TASK TO CARRY OUT:
Set down all of the data exactly as it appears.

DATA SECTION:

════════

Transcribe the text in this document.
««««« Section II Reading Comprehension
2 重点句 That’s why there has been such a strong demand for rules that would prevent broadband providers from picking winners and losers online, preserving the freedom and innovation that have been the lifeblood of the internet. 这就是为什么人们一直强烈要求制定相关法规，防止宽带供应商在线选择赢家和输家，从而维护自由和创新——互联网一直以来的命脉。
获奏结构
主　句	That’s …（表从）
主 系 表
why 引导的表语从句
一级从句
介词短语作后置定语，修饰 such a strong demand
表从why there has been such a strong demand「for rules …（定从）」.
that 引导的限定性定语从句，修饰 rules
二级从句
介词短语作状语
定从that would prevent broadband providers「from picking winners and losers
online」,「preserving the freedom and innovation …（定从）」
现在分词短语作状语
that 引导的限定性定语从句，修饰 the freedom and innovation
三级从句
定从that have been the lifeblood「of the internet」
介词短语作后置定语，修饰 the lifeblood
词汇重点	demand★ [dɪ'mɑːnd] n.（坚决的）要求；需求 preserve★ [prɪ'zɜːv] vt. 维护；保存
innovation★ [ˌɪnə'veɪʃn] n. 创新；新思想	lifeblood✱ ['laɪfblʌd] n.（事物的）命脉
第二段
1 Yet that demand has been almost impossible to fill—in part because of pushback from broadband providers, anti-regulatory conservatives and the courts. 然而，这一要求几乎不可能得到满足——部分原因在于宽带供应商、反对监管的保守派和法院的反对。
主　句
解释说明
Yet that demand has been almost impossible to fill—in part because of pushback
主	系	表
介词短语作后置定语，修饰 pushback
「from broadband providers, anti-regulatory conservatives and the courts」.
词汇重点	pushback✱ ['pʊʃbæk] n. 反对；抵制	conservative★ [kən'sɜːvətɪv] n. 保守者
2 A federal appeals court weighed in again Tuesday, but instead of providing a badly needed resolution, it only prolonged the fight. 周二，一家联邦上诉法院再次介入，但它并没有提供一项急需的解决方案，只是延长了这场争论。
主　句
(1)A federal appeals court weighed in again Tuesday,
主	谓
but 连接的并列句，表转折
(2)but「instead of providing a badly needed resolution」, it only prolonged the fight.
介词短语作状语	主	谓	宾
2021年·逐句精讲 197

════════

ANSWER TO THIS PROBLEM:
Transcribe the text in this document.
««««« Section II Reading Comprehension
2 重点句 That’s why there has been such a strong demand for rules that would prevent broadband providers from picking winners and losers online, preserving the freedom and innovation that have been the lifeblood of the internet. 这就是为什么人们一直强烈要求制定相关法规，防止宽带供应商在线选择赢家和输家，从而维护自由和创新——互联网一直以来的命脉。
获奏结构
主　句	That’s …（表从）
主 系 表
why 引导的表语从句
一级从句
介词短语作后置定语，修饰 such a strong demand
表从why there has been such a strong demand「for rules …（定从）」.
that 引导的限定性定语从句，修饰 rules
二级从句
介词短语作状语
定从that would prevent broadband providers「from picking winners and losers
online」,「preserving the freedom and innovation …（定从）」
现在分词短语作状语
that 引导的限定性定语从句，修饰 the freedom and innovation
三级从句
定从that have been the lifeblood「of the internet」
介词短语作后置定语，修饰 the lifeblood
词汇重点	demand★ [dɪ'mɑːnd] n.（坚决的）要求；需求 preserve★ [prɪ'zɜːv] vt. 维护；保存
innovation★ [ˌɪnə'veɪʃn] n. 创新；新思想	lifeblood✱ ['laɪfblʌd] n.（事物的）命脉
第二段
1 Yet that demand has been almost impossible to fill—in part because of pushback from broadband providers, anti-regulatory conservatives and the courts. 然而，这一要求几乎不可能得到满足——部分原因在于宽带供应商、反对监管的保守派和法院的反对。
主　句
解释说明
Yet that demand has been almost impossible to fill—in part because of pushback
主	系	表
介词短语作后置定语，修饰 pushback
「from broadband providers, anti-regulatory conservatives and the courts」.
词汇重点	pushback✱ ['pʊʃbæk] n. 反对；抵制	conservative★ [kən'sɜːvətɪv] n. 保守者
2 A federal appeals court weighed in again Tuesday, but instead of providing a badly needed resolution, it only prolonged the fight. 周二，一家联邦上诉法院再次介入，但它并没有提供一项急需的解决方案，只是延长了这场争论。
主　句
(1)A federal appeals court weighed in again Tuesday,
主	谓
but 连接的并列句，表转折
(2)but「instead of providing a badly needed resolution」, it only prolonged the fight.
介词短语作状语	主	谓	宾
2021年·逐句精讲 197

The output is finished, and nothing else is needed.